> **THE REQUEST**: Print the records below exactly as they appear.

> **TASK DATA**:

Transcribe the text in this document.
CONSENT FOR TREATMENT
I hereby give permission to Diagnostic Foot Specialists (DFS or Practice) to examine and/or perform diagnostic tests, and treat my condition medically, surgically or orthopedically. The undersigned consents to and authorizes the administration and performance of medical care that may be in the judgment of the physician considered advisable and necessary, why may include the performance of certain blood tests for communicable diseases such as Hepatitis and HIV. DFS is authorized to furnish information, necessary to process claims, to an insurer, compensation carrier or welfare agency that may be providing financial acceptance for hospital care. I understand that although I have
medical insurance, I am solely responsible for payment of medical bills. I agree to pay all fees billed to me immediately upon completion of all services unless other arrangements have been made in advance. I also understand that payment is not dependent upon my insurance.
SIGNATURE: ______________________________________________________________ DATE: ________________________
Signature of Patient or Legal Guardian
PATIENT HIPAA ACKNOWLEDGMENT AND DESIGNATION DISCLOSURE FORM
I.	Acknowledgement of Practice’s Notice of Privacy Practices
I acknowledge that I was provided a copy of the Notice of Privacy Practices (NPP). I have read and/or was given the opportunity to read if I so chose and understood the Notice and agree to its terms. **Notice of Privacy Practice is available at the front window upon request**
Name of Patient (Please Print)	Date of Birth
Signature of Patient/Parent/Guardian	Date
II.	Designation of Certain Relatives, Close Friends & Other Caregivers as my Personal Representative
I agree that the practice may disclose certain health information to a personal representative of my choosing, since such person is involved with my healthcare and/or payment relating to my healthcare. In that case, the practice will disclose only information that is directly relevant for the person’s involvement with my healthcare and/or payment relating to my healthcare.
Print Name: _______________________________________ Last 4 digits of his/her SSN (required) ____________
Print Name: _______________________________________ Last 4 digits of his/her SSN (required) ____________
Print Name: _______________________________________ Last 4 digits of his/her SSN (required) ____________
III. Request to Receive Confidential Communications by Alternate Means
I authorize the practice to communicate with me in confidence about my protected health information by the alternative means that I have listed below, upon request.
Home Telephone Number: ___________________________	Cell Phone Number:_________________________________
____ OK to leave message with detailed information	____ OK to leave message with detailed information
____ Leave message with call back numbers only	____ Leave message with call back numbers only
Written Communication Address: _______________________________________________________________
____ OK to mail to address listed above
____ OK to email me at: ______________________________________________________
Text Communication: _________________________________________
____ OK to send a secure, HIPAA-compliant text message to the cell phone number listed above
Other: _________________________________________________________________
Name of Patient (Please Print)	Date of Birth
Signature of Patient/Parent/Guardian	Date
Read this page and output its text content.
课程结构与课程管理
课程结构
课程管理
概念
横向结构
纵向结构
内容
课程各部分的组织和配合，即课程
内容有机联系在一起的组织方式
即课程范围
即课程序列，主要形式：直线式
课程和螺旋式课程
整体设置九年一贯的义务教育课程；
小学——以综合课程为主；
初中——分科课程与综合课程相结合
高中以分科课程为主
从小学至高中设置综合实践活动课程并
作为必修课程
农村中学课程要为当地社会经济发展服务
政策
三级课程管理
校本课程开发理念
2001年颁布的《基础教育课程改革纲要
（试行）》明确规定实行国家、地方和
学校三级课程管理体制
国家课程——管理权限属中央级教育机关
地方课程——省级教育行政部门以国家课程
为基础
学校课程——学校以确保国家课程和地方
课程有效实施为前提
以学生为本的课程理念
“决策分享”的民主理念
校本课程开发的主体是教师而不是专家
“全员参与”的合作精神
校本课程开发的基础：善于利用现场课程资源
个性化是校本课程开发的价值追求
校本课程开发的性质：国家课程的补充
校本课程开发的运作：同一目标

> **SOLUTION**:
Transcribe the text in this document.
CONSENT FOR TREATMENT
I hereby give permission to Diagnostic Foot Specialists (DFS or Practice) to examine and/or perform diagnostic tests, and treat my condition medically, surgically or orthopedically. The undersigned consents to and authorizes the administration and performance of medical care that may be in the judgment of the physician considered advisable and necessary, why may include the performance of certain blood tests for communicable diseases such as Hepatitis and HIV. DFS is authorized to furnish information, necessary to process claims, to an insurer, compensation carrier or welfare agency that may be providing financial acceptance for hospital care. I understand that although I have
medical insurance, I am solely responsible for payment of medical bills. I agree to pay all fees billed to me immediately upon completion of all services unless other arrangements have been made in advance. I also understand that payment is not dependent upon my insurance.
SIGNATURE: ______________________________________________________________ DATE: ________________________
Signature of Patient or Legal Guardian
PATIENT HIPAA ACKNOWLEDGMENT AND DESIGNATION DISCLOSURE FORM
I.	Acknowledgement of Practice’s Notice of Privacy Practices
I acknowledge that I was provided a copy of the Notice of Privacy Practices (NPP). I have read and/or was given the opportunity to read if I so chose and understood the Notice and agree to its terms. **Notice of Privacy Practice is available at the front window upon request**
Name of Patient (Please Print)	Date of Birth
Signature of Patient/Parent/Guardian	Date
II.	Designation of Certain Relatives, Close Friends & Other Caregivers as my Personal Representative
I agree that the practice may disclose certain health information to a personal representative of my choosing, since such person is involved with my healthcare and/or payment relating to my healthcare. In that case, the practice will disclose only information that is directly relevant for the person’s involvement with my healthcare and/or payment relating to my healthcare.
Print Name: _______________________________________ Last 4 digits of his/her SSN (required) ____________
Print Name: _______________________________________ Last 4 digits of his/her SSN (required) ____________
Print Name: _______________________________________ Last 4 digits of his/her SSN (required) ____________
III. Request to Receive Confidential Communications by Alternate Means
I authorize the practice to communicate with me in confidence about my protected health information by the alternative means that I have listed below, upon request.
Home Telephone Number: ___________________________	Cell Phone Number:_________________________________
____ OK to leave message with detailed information	____ OK to leave message with detailed information
____ Leave message with call back numbers only	____ Leave message with call back numbers only
Written Communication Address: _______________________________________________________________
____ OK to mail to address listed above
____ OK to email me at: ______________________________________________________
Text Communication: _________________________________________
____ OK to send a secure, HIPAA-compliant text message to the cell phone number listed above
Other: _________________________________________________________________
Name of Patient (Please Print)	Date of Birth
Signature of Patient/Parent/Guardian	Date
Read this page and output its text content.
课程结构与课程管理
课程结构
课程管理
概念
横向结构
纵向结构
内容
课程各部分的组织和配合，即课程
内容有机联系在一起的组织方式
即课程范围
即课程序列，主要形式：直线式
课程和螺旋式课程
整体设置九年一贯的义务教育课程；
小学——以综合课程为主；
初中——分科课程与综合课程相结合
高中以分科课程为主
从小学至高中设置综合实践活动课程并
作为必修课程
农村中学课程要为当地社会经济发展服务
政策
三级课程管理
校本课程开发理念
2001年颁布的《基础教育课程改革纲要
（试行）》明确规定实行国家、地方和
学校三级课程管理体制
国家课程——管理权限属中央级教育机关
地方课程——省级教育行政部门以国家课程
为基础
学校课程——学校以确保国家课程和地方
课程有效实施为前提
以学生为本的课程理念
“决策分享”的民主理念
校本课程开发的主体是教师而不是专家
“全员参与”的合作精神
校本课程开发的基础：善于利用现场课程资源
个性化是校本课程开发的价值追求
校本课程开发的性质：国家课程的补充
校本课程开发的运作：同一目标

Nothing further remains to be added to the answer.